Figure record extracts

● ● ● ● ●

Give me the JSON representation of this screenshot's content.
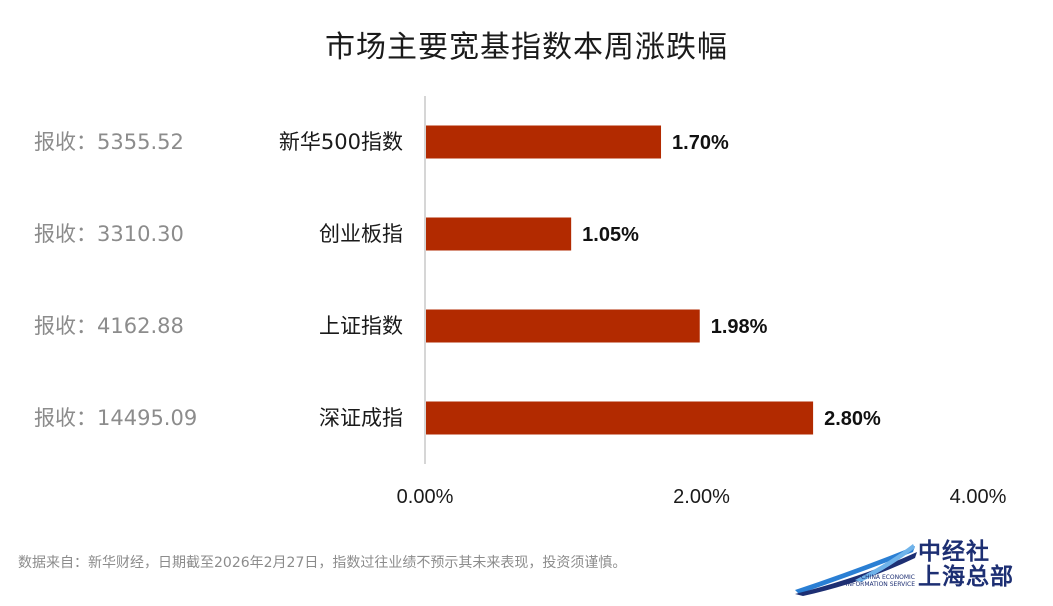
{
  "chart_data": {
    "type": "bar",
    "orientation": "horizontal",
    "title": "市场主要宽基指数本周涨跌幅",
    "categories": [
      "新华500指数",
      "创业板指",
      "上证指数",
      "深证成指"
    ],
    "close_labels": [
      "报收：5355.52",
      "报收：3310.30",
      "报收：4162.88",
      "报收：14495.09"
    ],
    "values": [
      1.7,
      1.05,
      1.98,
      2.8
    ],
    "value_labels": [
      "1.70%",
      "1.05%",
      "1.98%",
      "2.80%"
    ],
    "xlim": [
      0,
      4
    ],
    "xticks": [
      "0.00%",
      "2.00%",
      "4.00%"
    ],
    "bar_color": "#b22a00",
    "axis_color": "#c8c8c8",
    "grid": false,
    "legend": "none"
  },
  "footnote": "数据来自：新华财经，日期截至2026年2月27日，指数过往业绩不预示其未来表现，投资须谨慎。",
  "logo": {
    "line1": "中经社",
    "line2": "上海总部",
    "sub1": "CHINA ECONOMIC",
    "sub2": "INFORMATION SERVICE",
    "icon": "wave-swoosh-icon"
  }
}
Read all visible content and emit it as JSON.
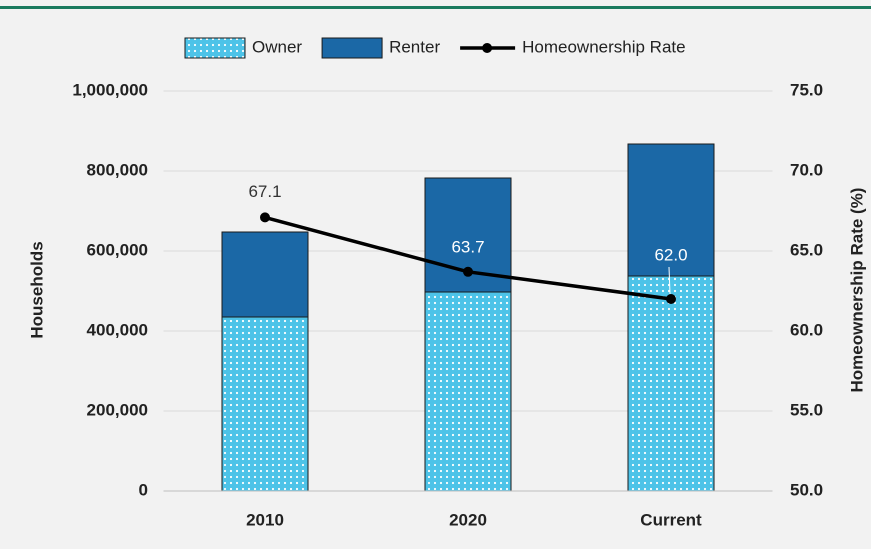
{
  "chart_data": {
    "type": "bar",
    "stacked": true,
    "categories": [
      "2010",
      "2020",
      "Current"
    ],
    "series": [
      {
        "name": "Owner",
        "color": "#4dc3e8",
        "pattern": "dots",
        "values": [
          435000,
          497500,
          537500
        ]
      },
      {
        "name": "Renter",
        "color": "#1b68a6",
        "values": [
          212500,
          285000,
          330000
        ]
      },
      {
        "name": "Homeownership Rate",
        "type": "line",
        "axis": "y2",
        "color": "#000000",
        "values": [
          67.1,
          63.7,
          62.0
        ],
        "value_labels": [
          "67.1",
          "63.7",
          "62.0"
        ]
      }
    ],
    "ylabel": "Households",
    "y2label": "Homeownership Rate (%)",
    "ylim": [
      0,
      1000000
    ],
    "yticks": [
      0,
      {
        "value": 200000,
        "label": "200,000"
      },
      {
        "value": 400000,
        "label": "400,000"
      },
      {
        "value": 600000,
        "label": "600,000"
      },
      {
        "value": 800000,
        "label": "800,000"
      },
      {
        "value": 1000000,
        "label": "1,000,000"
      }
    ],
    "y2lim": [
      50,
      75
    ],
    "y2ticks": [
      {
        "value": 50,
        "label": "50.0"
      },
      {
        "value": 55,
        "label": "55.0"
      },
      {
        "value": 60,
        "label": "60.0"
      },
      {
        "value": 65,
        "label": "65.0"
      },
      {
        "value": 70,
        "label": "70.0"
      },
      {
        "value": 75,
        "label": "75.0"
      }
    ],
    "grid": true,
    "legend": "top"
  }
}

● ● ● ● ●

• Set exercise:
Give the count of lines holding the word "JSON" and nothing more.

• Finished task:
2